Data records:
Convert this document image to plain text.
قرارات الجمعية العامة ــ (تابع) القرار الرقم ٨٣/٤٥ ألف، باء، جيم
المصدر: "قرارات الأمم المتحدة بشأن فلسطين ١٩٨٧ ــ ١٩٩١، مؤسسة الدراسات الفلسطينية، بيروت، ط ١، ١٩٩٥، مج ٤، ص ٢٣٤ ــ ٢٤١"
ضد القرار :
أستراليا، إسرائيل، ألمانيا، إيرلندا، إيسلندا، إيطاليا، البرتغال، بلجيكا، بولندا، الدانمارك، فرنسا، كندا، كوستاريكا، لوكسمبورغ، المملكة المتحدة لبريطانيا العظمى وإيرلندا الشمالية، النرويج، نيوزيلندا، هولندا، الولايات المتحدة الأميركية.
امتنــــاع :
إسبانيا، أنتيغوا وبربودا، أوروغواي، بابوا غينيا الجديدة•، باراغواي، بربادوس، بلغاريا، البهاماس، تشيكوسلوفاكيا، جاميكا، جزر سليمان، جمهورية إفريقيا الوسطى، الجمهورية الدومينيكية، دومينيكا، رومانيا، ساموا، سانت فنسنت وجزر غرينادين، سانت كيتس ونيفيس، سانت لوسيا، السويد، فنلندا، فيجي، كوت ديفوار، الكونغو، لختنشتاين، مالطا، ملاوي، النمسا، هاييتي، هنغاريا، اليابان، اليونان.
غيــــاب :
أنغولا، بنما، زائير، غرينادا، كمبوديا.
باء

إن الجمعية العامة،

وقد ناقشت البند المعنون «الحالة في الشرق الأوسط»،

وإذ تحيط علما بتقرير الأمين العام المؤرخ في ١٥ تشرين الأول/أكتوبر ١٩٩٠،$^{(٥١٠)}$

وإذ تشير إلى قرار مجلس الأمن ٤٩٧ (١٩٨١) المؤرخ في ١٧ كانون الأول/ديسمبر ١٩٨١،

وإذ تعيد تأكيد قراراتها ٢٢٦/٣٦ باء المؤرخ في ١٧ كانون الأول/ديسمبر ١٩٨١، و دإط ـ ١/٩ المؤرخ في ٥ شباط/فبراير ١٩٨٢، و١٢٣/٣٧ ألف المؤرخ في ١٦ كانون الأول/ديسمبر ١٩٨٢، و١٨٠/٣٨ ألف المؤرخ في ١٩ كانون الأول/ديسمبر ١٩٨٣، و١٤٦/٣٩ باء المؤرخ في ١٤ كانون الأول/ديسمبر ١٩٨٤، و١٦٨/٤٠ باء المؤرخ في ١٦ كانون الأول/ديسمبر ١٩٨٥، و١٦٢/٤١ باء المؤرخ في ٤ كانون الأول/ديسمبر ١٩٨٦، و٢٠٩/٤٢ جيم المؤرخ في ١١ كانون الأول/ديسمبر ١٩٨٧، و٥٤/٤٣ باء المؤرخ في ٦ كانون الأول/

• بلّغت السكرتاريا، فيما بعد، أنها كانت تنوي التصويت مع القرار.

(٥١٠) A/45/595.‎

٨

- _EXERCISE BRIEF_
From the entries above, return each line with the word "العامة" in it.

- _WRITTEN ANSWER_
قرارات الجمعية العامة ــ (تابع) القرار الرقم ٨٣/٤٥ ألف، باء، جيم
إن الجمعية العامة،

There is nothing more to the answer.